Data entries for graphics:
- - -

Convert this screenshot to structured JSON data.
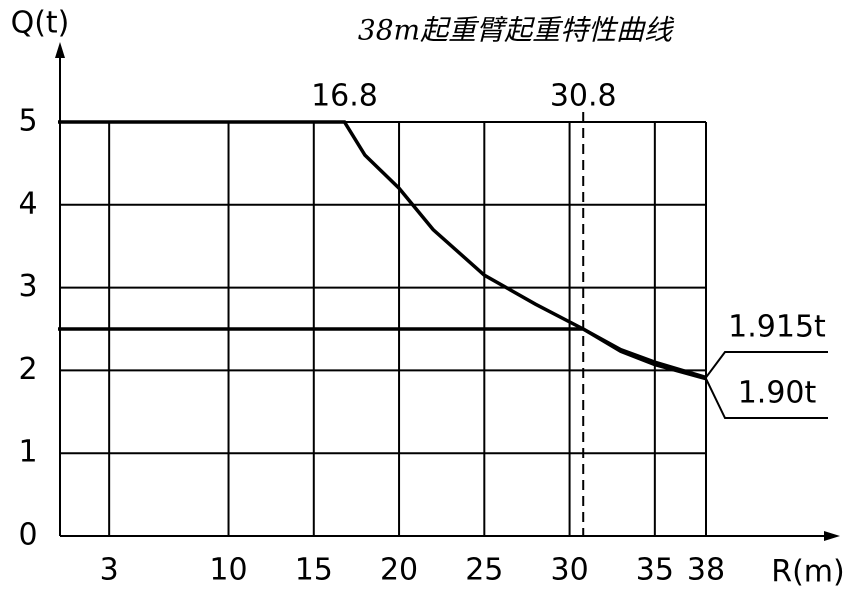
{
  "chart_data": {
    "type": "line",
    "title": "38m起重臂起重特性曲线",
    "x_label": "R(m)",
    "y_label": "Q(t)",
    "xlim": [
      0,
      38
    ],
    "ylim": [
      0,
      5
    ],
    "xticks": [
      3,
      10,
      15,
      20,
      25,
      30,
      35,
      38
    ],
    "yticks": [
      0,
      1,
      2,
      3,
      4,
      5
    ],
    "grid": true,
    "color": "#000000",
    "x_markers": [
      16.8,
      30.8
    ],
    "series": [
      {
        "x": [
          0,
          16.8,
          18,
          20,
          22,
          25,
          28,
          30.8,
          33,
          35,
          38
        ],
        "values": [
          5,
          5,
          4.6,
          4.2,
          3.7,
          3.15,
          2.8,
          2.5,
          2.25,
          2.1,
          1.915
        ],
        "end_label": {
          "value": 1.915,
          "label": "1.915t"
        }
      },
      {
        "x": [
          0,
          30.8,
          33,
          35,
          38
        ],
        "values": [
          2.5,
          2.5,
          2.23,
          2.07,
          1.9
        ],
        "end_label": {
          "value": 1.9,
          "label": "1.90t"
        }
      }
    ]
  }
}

- - -

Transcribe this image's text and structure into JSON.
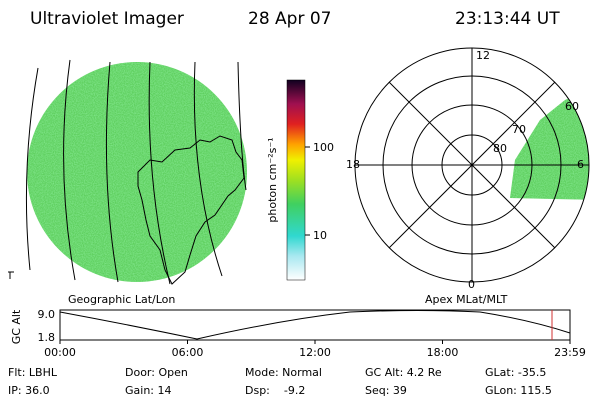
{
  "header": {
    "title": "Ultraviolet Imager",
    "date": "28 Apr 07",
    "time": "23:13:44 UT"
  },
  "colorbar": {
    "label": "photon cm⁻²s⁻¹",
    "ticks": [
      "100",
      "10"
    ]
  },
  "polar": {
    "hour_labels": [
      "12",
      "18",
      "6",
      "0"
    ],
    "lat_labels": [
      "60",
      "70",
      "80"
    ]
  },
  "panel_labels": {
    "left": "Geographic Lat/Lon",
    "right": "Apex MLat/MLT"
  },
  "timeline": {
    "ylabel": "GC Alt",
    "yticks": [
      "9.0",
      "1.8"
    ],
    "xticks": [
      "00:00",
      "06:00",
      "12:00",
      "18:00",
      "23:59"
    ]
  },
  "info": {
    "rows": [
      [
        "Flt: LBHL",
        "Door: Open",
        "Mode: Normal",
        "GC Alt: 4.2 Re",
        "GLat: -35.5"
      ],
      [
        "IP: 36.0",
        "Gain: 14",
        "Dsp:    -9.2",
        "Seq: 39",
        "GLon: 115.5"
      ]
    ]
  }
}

- - -

Direction:
Gather all lines from the listing above in which "this" occurs.

The reply:
Convert this screenshot to structured JSON data.
Transcribe this image's text and structure into JSON.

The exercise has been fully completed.